EXERCISE GOAL: Determine the number of lines holding the word "example"; answer with that number only.

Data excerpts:
******************************
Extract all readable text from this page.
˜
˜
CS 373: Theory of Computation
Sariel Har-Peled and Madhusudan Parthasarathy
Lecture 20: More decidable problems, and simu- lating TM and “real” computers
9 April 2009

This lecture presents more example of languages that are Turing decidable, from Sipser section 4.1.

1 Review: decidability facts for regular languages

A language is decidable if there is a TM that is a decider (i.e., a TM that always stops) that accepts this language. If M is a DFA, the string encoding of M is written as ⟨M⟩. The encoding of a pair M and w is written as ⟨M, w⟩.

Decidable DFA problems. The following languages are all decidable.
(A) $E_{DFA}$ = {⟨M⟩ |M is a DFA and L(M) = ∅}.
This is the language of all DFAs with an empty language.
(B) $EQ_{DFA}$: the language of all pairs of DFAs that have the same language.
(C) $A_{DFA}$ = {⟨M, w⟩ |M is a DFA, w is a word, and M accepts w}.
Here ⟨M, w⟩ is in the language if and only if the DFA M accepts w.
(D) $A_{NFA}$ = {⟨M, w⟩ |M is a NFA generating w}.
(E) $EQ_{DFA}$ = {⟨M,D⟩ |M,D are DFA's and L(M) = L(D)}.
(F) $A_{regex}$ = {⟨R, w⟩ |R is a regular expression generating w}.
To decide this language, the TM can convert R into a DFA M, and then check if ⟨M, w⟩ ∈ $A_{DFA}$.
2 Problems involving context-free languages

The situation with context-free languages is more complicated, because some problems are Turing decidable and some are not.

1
******************************
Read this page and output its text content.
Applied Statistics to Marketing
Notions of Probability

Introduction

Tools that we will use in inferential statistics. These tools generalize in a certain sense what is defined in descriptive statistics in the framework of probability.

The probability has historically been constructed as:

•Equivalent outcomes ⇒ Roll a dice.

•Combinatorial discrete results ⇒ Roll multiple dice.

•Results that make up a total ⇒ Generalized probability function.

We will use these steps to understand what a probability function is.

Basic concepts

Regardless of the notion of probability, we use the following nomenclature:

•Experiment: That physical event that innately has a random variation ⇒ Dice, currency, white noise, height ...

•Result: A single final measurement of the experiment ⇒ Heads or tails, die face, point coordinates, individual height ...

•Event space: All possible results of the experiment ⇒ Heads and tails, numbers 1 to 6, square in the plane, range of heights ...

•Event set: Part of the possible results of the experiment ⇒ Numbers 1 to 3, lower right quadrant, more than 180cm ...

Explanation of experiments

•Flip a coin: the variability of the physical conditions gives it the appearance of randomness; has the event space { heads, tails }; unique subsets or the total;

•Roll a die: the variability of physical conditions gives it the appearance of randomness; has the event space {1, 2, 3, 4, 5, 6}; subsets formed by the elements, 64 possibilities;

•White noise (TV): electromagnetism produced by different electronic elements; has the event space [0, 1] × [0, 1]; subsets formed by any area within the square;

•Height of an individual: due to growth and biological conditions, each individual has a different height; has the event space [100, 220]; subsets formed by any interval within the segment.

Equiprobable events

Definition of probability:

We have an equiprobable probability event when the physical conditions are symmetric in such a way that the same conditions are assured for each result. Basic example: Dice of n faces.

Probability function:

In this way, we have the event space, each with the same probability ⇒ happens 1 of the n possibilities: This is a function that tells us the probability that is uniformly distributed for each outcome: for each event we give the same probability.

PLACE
******************************
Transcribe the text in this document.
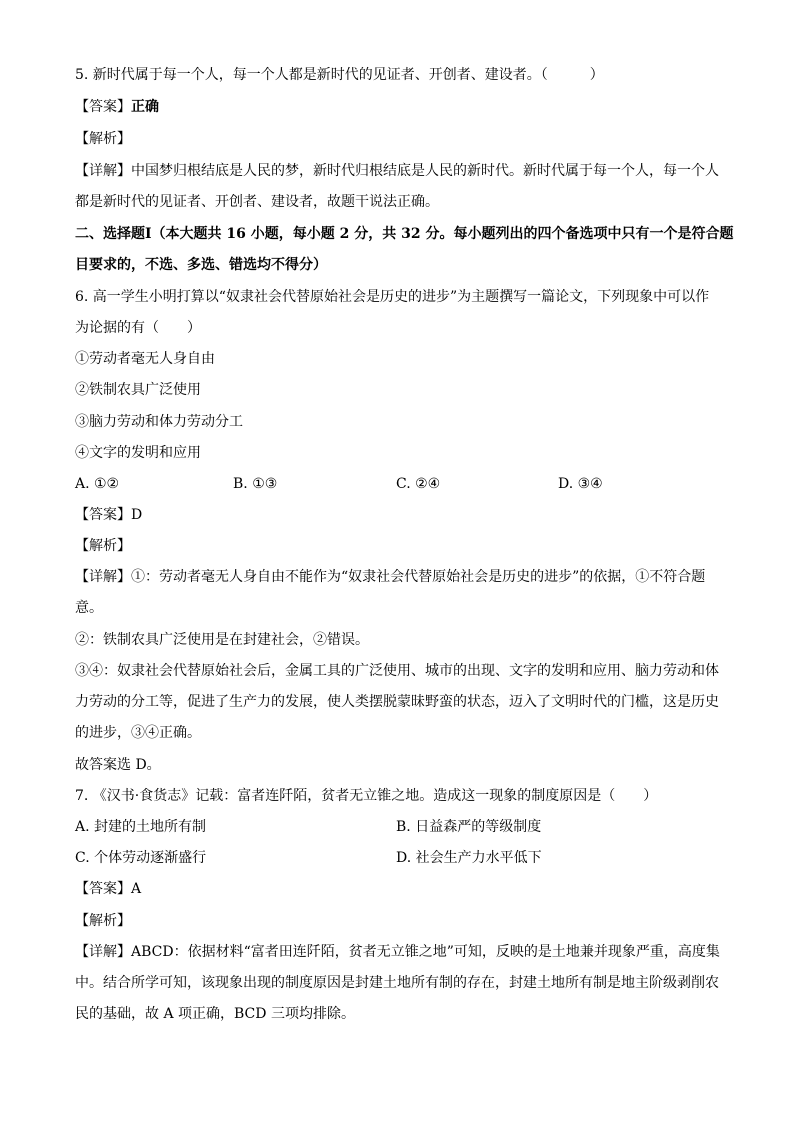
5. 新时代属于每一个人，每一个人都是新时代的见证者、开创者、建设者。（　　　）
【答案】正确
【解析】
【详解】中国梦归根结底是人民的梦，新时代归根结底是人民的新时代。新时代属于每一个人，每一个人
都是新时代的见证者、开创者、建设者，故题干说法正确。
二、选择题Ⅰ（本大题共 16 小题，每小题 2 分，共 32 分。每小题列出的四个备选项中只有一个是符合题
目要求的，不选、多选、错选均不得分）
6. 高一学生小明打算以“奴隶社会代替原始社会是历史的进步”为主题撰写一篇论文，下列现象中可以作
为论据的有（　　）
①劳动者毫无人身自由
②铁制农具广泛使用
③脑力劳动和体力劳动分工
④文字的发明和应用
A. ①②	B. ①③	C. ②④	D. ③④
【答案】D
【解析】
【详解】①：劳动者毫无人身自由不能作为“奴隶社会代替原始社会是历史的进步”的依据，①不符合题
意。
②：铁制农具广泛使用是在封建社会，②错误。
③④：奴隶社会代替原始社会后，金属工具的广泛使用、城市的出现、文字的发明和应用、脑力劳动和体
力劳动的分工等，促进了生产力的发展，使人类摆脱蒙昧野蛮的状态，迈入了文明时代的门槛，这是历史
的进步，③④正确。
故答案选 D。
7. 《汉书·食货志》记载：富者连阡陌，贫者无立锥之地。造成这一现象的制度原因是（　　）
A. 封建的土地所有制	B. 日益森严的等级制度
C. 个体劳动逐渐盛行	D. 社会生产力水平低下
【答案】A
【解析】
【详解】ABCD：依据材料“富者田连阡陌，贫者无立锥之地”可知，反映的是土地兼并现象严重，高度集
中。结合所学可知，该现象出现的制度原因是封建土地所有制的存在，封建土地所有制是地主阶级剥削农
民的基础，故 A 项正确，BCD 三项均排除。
******************************
FINAL ANSWER: 2